WORK INSTRUCTIONS -> In the entries below, find the lines that contain the word "雪梨是犀牛家的" and copy them.

GIVEN RECORDS ->
· · · ·

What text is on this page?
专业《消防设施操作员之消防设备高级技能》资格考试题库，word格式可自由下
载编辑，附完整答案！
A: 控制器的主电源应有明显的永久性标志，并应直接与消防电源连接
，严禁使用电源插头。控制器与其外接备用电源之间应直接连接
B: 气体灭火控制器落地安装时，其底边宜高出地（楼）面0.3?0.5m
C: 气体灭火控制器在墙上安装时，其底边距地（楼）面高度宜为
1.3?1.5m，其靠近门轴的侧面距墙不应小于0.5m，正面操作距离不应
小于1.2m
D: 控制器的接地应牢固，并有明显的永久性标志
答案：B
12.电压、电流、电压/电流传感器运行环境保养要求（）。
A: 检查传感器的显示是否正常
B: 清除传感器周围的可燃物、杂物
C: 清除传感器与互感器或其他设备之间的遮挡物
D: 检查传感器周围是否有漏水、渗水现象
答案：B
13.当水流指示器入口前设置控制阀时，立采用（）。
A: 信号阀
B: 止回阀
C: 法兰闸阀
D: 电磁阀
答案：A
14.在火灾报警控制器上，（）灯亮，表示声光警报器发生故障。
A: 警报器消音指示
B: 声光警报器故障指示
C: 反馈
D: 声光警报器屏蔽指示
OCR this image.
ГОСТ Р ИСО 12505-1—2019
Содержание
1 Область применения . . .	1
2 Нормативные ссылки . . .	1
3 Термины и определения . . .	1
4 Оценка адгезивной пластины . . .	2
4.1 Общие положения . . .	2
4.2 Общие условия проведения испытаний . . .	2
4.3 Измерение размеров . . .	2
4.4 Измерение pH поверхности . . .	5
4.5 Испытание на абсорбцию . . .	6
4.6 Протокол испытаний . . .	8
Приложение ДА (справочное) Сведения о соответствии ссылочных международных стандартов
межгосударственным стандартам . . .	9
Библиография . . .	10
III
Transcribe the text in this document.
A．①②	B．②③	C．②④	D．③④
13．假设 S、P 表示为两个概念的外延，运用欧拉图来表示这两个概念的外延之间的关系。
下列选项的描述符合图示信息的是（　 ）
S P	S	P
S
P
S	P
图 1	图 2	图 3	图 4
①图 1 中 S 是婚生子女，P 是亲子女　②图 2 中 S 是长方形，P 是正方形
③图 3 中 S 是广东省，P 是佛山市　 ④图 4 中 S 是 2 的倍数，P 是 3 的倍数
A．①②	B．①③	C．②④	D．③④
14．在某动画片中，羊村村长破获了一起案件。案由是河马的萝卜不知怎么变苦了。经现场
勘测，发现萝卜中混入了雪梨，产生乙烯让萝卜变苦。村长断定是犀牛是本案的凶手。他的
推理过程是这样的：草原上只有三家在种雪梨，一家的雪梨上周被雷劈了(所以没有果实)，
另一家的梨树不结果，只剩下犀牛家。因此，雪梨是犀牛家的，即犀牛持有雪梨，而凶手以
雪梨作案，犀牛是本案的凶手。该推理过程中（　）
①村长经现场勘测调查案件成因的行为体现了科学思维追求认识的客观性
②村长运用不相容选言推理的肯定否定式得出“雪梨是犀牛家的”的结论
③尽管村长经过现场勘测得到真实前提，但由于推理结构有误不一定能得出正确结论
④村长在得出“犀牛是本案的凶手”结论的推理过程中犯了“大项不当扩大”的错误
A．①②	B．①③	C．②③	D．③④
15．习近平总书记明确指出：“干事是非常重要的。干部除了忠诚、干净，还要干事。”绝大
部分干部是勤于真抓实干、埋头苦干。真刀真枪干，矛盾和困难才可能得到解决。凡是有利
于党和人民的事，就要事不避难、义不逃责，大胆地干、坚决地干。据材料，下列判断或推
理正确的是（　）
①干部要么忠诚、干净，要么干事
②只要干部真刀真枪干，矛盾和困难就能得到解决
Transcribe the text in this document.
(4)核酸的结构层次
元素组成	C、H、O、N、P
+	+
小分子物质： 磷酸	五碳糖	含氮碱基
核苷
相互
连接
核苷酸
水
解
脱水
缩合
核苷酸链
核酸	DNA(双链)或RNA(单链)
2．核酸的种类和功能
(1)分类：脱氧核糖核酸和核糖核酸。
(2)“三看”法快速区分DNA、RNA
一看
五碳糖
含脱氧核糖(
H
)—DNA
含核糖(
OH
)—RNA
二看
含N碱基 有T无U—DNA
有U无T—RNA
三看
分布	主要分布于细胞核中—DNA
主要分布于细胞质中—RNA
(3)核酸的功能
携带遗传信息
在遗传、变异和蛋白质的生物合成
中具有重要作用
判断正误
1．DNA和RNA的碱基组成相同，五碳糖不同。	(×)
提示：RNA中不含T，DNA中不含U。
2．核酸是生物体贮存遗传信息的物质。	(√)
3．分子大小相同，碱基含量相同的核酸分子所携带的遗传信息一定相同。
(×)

· · · ·

FINAL RESULT ->
另一家的梨树不结果，只剩下犀牛家。因此，雪梨是犀牛家的，即犀牛持有雪梨，而凶手以
②村长运用不相容选言推理的肯定否定式得出“雪梨是犀牛家的”的结论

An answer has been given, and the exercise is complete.